* **Records from a data source**
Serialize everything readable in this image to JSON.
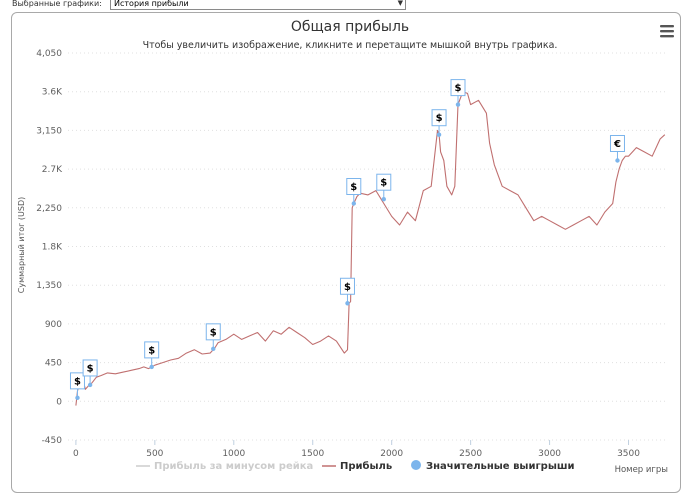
{
  "page": {
    "selector_label": "Выбранные графики:",
    "selector_value": "История прибыли"
  },
  "chart_data": {
    "type": "line",
    "title": "Общая прибыль",
    "subtitle": "Чтобы увеличить изображение, кликните и перетащите мышкой внутрь графика.",
    "xlabel": "Номер игры",
    "ylabel": "Суммарный итог (USD)",
    "xlim": [
      -50,
      3750
    ],
    "ylim": [
      -450,
      4050
    ],
    "xticks": [
      0,
      500,
      1000,
      1500,
      2000,
      2500,
      3000,
      3500
    ],
    "yticks": [
      -450,
      0,
      450,
      900,
      1350,
      1800,
      2250,
      2700,
      3150,
      3600,
      4050
    ],
    "ytick_labels": [
      "-450",
      "0",
      "450",
      "900",
      "1,350",
      "1.8K",
      "2,250",
      "2.7K",
      "3,150",
      "3.6K",
      "4,050"
    ],
    "grid": true,
    "menu_icon": "hamburger-menu-icon",
    "legend": [
      {
        "name": "Прибыль за минусом рейка",
        "color": "#cccccc",
        "symbol": "line",
        "hidden": true
      },
      {
        "name": "Прибыль",
        "color": "#c07070",
        "symbol": "line",
        "hidden": false
      },
      {
        "name": "Значительные выигрыши",
        "color": "#7cb5ec",
        "symbol": "circle",
        "hidden": false
      }
    ],
    "series": [
      {
        "name": "Прибыль",
        "color": "#c07070",
        "x": [
          0,
          10,
          20,
          30,
          40,
          60,
          80,
          100,
          130,
          160,
          200,
          250,
          300,
          350,
          400,
          430,
          460,
          500,
          550,
          600,
          650,
          700,
          750,
          800,
          850,
          880,
          900,
          950,
          1000,
          1050,
          1100,
          1150,
          1200,
          1250,
          1300,
          1350,
          1400,
          1450,
          1500,
          1550,
          1600,
          1650,
          1700,
          1720,
          1730,
          1740,
          1750,
          1760,
          1780,
          1800,
          1850,
          1900,
          1950,
          2000,
          2050,
          2100,
          2150,
          2200,
          2250,
          2290,
          2300,
          2310,
          2330,
          2350,
          2380,
          2400,
          2420,
          2430,
          2440,
          2450,
          2480,
          2500,
          2550,
          2600,
          2620,
          2650,
          2700,
          2750,
          2800,
          2850,
          2900,
          2950,
          3000,
          3050,
          3100,
          3150,
          3200,
          3250,
          3300,
          3350,
          3400,
          3420,
          3440,
          3460,
          3480,
          3500,
          3550,
          3600,
          3650,
          3700,
          3730
        ],
        "values": [
          -50,
          120,
          200,
          330,
          280,
          140,
          180,
          210,
          280,
          300,
          330,
          320,
          340,
          360,
          380,
          400,
          380,
          420,
          450,
          480,
          500,
          560,
          600,
          550,
          560,
          620,
          680,
          720,
          780,
          720,
          760,
          800,
          700,
          820,
          780,
          860,
          800,
          740,
          660,
          700,
          760,
          700,
          560,
          600,
          1140,
          1160,
          2250,
          2300,
          2380,
          2420,
          2400,
          2450,
          2300,
          2150,
          2050,
          2200,
          2100,
          2450,
          2500,
          3150,
          3100,
          2900,
          2800,
          2500,
          2400,
          2500,
          3450,
          3500,
          3550,
          3600,
          3580,
          3450,
          3500,
          3350,
          3000,
          2750,
          2500,
          2450,
          2400,
          2250,
          2100,
          2150,
          2100,
          2050,
          2000,
          2050,
          2100,
          2150,
          2050,
          2200,
          2300,
          2550,
          2700,
          2800,
          2850,
          2850,
          2950,
          2900,
          2850,
          3050,
          3100
        ]
      }
    ],
    "markers": [
      {
        "x": 10,
        "y": 40,
        "label": "$"
      },
      {
        "x": 90,
        "y": 190,
        "label": "$"
      },
      {
        "x": 480,
        "y": 400,
        "label": "$"
      },
      {
        "x": 870,
        "y": 610,
        "label": "$"
      },
      {
        "x": 1720,
        "y": 1140,
        "label": "$"
      },
      {
        "x": 1760,
        "y": 2300,
        "label": "$"
      },
      {
        "x": 1950,
        "y": 2350,
        "label": "$"
      },
      {
        "x": 2300,
        "y": 3100,
        "label": "$"
      },
      {
        "x": 2420,
        "y": 3450,
        "label": "$"
      },
      {
        "x": 3430,
        "y": 2800,
        "label": "€"
      }
    ]
  }
}
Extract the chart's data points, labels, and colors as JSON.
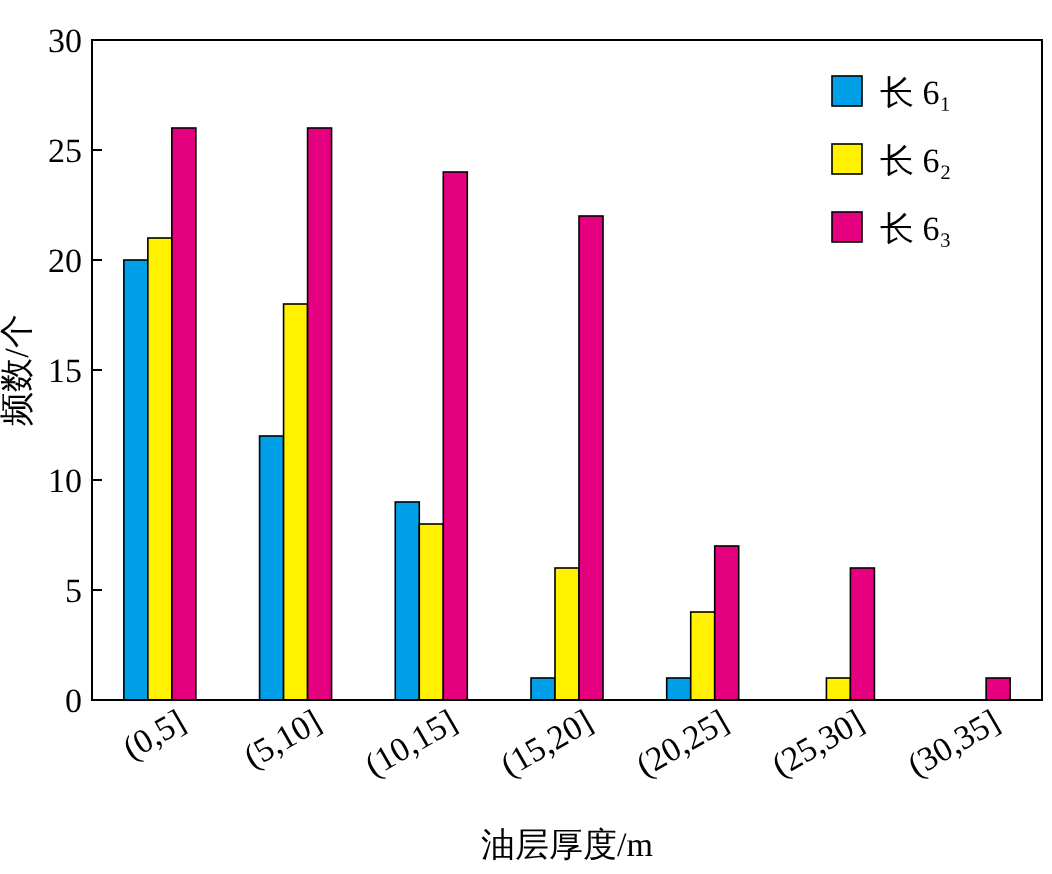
{
  "chart_data": {
    "type": "bar",
    "xlabel": "油层厚度/m",
    "ylabel": "频数/个",
    "categories": [
      "(0,5]",
      "(5,10]",
      "(10,15]",
      "(15,20]",
      "(20,25]",
      "(25,30]",
      "(30,35]"
    ],
    "series": [
      {
        "name": "长 6₁",
        "color": "#00a0e9",
        "values": [
          20,
          12,
          9,
          1,
          1,
          null,
          null
        ]
      },
      {
        "name": "长 6₂",
        "color": "#fff100",
        "values": [
          21,
          18,
          8,
          6,
          4,
          1,
          null
        ]
      },
      {
        "name": "长 6₃",
        "color": "#e4007f",
        "values": [
          26,
          26,
          24,
          22,
          7,
          6,
          1
        ]
      }
    ],
    "ylim": [
      0,
      30
    ],
    "yticks": [
      0,
      5,
      10,
      15,
      20,
      25,
      30
    ],
    "legend": "top right"
  }
}
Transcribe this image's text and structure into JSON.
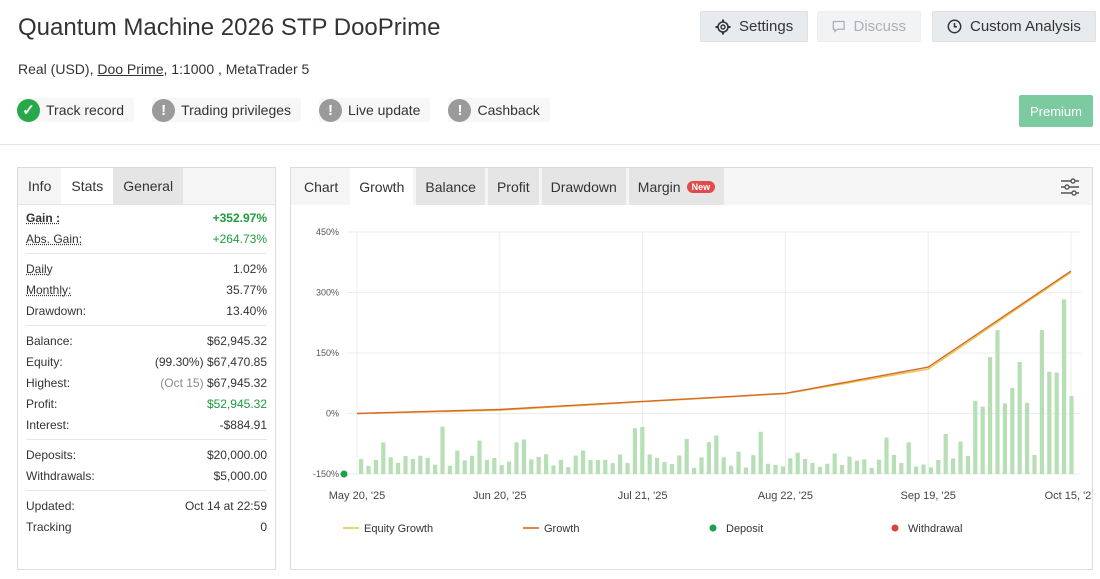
{
  "header": {
    "title": "Quantum Machine 2026 STP DooPrime",
    "account_type": "Real (USD), ",
    "broker": "Doo Prime",
    "account_rest": ", 1:1000 , MetaTrader 5"
  },
  "actions": {
    "settings": "Settings",
    "discuss": "Discuss",
    "custom_analysis": "Custom Analysis",
    "premium": "Premium"
  },
  "badges": [
    {
      "label": "Track record",
      "status": "verified"
    },
    {
      "label": "Trading privileges",
      "status": "unverified"
    },
    {
      "label": "Live update",
      "status": "unverified"
    },
    {
      "label": "Cashback",
      "status": "unverified"
    }
  ],
  "left_tabs": [
    "Info",
    "Stats",
    "General"
  ],
  "stats": {
    "gain": {
      "label": "Gain :",
      "value": "+352.97%"
    },
    "abs_gain": {
      "label": "Abs. Gain:",
      "value": "+264.73%"
    },
    "daily": {
      "label": "Daily",
      "value": "1.02%"
    },
    "monthly": {
      "label": "Monthly:",
      "value": "35.77%"
    },
    "drawdown": {
      "label": "Drawdown:",
      "value": "13.40%"
    },
    "balance": {
      "label": "Balance:",
      "value": "$62,945.32"
    },
    "equity": {
      "label": "Equity:",
      "note": "(99.30%)",
      "value": "$67,470.85"
    },
    "highest": {
      "label": "Highest:",
      "note": "(Oct 15)",
      "value": "$67,945.32"
    },
    "profit": {
      "label": "Profit:",
      "value": "$52,945.32"
    },
    "interest": {
      "label": "Interest:",
      "value": "-$884.91"
    },
    "deposits": {
      "label": "Deposits:",
      "value": "$20,000.00"
    },
    "withdrawals": {
      "label": "Withdrawals:",
      "value": "$5,000.00"
    },
    "updated": {
      "label": "Updated:",
      "value": "Oct 14 at 22:59"
    },
    "tracking": {
      "label": "Tracking",
      "value": "0"
    }
  },
  "chart_tabs": {
    "chart": "Chart",
    "growth": "Growth",
    "balance": "Balance",
    "profit": "Profit",
    "drawdown": "Drawdown",
    "margin": "Margin",
    "new_badge": "New"
  },
  "colors": {
    "green": "#1c9c3c",
    "growth_line": "#d9682a",
    "equity_line": "#e3c84a",
    "bars": "#b7dfb5",
    "premium": "#7ccba0"
  },
  "chart_data": {
    "type": "line",
    "ylim": [
      -150,
      450
    ],
    "yticks": [
      "450%",
      "300%",
      "150%",
      "0%",
      "-150%"
    ],
    "xticks": [
      "May 20, '25",
      "Jun 20, '25",
      "Jul 21, '25",
      "Aug 22, '25",
      "Sep 19, '25",
      "Oct 15, '25"
    ],
    "legend": [
      "Equity Growth",
      "Growth",
      "Deposit",
      "Withdrawal"
    ],
    "legend_position": "bottom",
    "series": [
      {
        "name": "Growth",
        "x": [
          "May 20, '25",
          "Jun 20, '25",
          "Jul 21, '25",
          "Aug 22, '25",
          "Sep 19, '25",
          "Oct 15, '25"
        ],
        "values": [
          0,
          10,
          30,
          50,
          115,
          353
        ]
      },
      {
        "name": "Equity Growth",
        "x": [
          "May 20, '25",
          "Jun 20, '25",
          "Jul 21, '25",
          "Aug 22, '25",
          "Sep 19, '25",
          "Oct 15, '25"
        ],
        "values": [
          0,
          8,
          29,
          49,
          110,
          350
        ]
      }
    ],
    "deposits": [
      {
        "x": "May 20, '25",
        "value": -150
      }
    ]
  }
}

* **TASK INSTRUCTIONS**
Each line containing "JSON" counts once; state the total number of such lines and nothing else.

* **OUTPUT OF THE TASK**
3